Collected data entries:
►
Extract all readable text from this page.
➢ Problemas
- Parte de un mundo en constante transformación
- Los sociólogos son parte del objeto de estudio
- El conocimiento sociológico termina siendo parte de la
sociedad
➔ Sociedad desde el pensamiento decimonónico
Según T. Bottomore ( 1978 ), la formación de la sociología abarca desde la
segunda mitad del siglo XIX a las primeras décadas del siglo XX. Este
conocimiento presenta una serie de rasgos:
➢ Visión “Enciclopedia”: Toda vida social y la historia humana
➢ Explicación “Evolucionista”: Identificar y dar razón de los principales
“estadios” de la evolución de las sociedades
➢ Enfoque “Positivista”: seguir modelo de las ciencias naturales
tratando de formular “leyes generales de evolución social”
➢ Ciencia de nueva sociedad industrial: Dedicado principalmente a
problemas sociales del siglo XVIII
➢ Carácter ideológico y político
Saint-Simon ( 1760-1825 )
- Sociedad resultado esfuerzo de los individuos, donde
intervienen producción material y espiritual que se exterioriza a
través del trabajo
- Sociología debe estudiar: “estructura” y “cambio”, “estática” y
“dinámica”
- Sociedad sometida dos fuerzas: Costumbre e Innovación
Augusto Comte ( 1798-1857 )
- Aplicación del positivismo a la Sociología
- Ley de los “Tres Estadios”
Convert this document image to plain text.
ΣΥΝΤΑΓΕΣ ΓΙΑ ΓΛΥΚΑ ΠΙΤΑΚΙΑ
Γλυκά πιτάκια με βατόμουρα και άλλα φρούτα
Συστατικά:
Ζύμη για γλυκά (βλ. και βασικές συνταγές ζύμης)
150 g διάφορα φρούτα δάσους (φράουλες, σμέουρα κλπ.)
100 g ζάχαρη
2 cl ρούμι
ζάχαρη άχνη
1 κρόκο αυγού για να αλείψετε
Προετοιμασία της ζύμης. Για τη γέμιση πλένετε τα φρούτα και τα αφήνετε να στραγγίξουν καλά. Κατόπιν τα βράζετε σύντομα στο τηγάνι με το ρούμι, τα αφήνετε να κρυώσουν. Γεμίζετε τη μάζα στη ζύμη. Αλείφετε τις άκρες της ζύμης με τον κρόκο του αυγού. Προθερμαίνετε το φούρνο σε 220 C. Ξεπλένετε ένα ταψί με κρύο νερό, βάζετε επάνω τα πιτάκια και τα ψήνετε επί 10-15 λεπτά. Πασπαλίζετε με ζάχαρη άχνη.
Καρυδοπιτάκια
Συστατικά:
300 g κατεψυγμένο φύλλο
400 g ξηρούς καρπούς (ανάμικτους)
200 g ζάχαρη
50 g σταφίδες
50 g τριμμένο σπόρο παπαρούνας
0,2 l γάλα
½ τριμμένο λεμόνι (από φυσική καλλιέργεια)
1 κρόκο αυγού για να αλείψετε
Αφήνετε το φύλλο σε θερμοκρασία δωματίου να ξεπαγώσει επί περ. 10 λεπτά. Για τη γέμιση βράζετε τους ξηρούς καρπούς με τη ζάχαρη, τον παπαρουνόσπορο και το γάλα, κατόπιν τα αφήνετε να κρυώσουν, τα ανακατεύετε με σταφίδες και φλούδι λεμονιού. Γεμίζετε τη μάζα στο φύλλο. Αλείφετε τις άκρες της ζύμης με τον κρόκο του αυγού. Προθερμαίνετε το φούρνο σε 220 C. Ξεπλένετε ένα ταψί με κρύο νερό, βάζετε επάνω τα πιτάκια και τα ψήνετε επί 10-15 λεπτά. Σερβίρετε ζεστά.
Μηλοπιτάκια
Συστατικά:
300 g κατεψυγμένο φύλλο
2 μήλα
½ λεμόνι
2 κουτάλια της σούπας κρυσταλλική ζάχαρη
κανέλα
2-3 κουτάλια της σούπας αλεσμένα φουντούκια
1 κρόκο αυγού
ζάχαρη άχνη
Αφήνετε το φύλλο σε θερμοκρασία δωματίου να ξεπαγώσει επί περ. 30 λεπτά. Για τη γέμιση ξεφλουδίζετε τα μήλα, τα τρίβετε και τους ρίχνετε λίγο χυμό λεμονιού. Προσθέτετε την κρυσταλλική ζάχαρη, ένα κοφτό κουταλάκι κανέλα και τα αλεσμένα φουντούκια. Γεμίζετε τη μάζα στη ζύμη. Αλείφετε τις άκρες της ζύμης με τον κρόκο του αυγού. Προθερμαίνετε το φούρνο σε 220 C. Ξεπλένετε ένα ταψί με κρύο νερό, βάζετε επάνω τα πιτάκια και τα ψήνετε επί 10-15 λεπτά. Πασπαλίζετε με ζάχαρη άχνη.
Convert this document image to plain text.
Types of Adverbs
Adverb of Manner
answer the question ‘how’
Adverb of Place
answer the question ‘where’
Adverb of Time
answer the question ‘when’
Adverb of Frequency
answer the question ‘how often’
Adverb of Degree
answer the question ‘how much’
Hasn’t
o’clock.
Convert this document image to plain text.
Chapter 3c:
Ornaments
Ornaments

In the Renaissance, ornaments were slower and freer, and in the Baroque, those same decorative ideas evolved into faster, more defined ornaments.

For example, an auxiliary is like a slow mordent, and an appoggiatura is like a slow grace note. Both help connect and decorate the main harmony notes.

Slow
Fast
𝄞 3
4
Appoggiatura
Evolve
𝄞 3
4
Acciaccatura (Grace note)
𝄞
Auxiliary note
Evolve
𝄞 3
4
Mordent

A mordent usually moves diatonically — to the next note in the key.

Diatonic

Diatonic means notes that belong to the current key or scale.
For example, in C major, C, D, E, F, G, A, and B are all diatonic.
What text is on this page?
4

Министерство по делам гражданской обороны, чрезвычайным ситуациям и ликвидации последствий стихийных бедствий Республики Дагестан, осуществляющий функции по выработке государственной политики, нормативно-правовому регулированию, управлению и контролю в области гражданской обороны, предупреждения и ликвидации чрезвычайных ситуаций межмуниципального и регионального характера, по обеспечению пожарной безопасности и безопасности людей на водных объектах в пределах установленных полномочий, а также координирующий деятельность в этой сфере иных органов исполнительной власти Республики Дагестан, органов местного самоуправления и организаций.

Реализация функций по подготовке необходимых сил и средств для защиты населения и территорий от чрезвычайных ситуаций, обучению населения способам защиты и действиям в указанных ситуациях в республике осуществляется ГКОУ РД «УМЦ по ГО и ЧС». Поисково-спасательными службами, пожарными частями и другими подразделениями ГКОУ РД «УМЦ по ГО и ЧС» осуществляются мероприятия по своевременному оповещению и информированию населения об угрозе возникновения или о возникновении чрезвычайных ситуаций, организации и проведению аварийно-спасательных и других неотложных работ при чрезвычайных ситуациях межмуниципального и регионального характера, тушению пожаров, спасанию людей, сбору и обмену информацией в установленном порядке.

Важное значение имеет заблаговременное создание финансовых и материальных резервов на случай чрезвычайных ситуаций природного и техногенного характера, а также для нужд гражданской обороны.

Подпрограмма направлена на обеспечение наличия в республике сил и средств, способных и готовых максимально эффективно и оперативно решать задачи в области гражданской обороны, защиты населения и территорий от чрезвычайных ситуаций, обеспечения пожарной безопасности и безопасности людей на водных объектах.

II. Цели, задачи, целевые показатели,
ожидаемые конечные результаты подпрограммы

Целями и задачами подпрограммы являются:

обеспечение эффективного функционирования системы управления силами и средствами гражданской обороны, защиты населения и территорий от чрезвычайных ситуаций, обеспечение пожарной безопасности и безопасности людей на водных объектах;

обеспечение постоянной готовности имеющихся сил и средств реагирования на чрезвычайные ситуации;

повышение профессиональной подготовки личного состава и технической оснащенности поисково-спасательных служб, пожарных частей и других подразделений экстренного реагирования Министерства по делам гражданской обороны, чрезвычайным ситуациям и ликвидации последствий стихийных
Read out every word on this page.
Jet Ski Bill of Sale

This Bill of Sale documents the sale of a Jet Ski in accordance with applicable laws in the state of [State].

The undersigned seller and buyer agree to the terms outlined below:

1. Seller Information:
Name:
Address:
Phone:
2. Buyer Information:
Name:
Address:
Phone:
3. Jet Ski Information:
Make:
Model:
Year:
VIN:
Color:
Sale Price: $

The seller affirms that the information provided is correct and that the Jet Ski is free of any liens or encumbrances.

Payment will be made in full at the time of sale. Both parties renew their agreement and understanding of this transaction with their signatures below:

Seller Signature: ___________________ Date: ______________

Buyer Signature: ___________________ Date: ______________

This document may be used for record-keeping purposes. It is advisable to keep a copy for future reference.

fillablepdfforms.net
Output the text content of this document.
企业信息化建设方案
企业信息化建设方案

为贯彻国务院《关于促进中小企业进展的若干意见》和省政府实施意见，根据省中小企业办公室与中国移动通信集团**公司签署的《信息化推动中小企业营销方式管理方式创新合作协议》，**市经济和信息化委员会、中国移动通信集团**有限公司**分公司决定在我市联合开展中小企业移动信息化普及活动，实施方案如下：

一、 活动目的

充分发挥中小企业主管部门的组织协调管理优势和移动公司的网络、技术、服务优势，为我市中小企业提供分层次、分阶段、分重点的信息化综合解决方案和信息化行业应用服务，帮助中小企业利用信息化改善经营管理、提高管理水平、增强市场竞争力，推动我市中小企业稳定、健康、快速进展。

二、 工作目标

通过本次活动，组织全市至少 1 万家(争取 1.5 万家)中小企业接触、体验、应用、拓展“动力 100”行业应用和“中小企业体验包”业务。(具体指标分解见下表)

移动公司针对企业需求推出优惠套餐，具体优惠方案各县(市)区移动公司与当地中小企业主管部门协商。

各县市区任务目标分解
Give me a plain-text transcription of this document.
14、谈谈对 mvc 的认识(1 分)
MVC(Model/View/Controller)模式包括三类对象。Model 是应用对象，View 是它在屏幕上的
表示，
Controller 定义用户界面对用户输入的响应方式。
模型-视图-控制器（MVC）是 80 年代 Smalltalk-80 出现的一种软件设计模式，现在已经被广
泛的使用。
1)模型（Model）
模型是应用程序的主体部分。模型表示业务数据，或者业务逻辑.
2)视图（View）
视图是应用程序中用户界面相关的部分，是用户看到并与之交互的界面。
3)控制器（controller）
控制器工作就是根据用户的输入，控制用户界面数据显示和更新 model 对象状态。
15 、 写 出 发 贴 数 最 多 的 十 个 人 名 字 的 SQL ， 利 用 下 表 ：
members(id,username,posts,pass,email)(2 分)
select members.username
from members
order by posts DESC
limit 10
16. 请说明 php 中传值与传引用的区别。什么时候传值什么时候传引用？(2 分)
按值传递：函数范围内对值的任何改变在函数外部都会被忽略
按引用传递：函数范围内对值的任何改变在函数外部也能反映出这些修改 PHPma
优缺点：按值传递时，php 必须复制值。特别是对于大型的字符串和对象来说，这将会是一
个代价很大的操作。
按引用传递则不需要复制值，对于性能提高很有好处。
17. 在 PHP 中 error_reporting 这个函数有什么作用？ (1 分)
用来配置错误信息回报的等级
◄
Exercise prompt: Copy whichever lines in the listing above contain the word "λεμόνι".

Response to the exercise:
½ τριμμένο λεμόνι (από φυσική καλλιέργεια)
½ λεμόνι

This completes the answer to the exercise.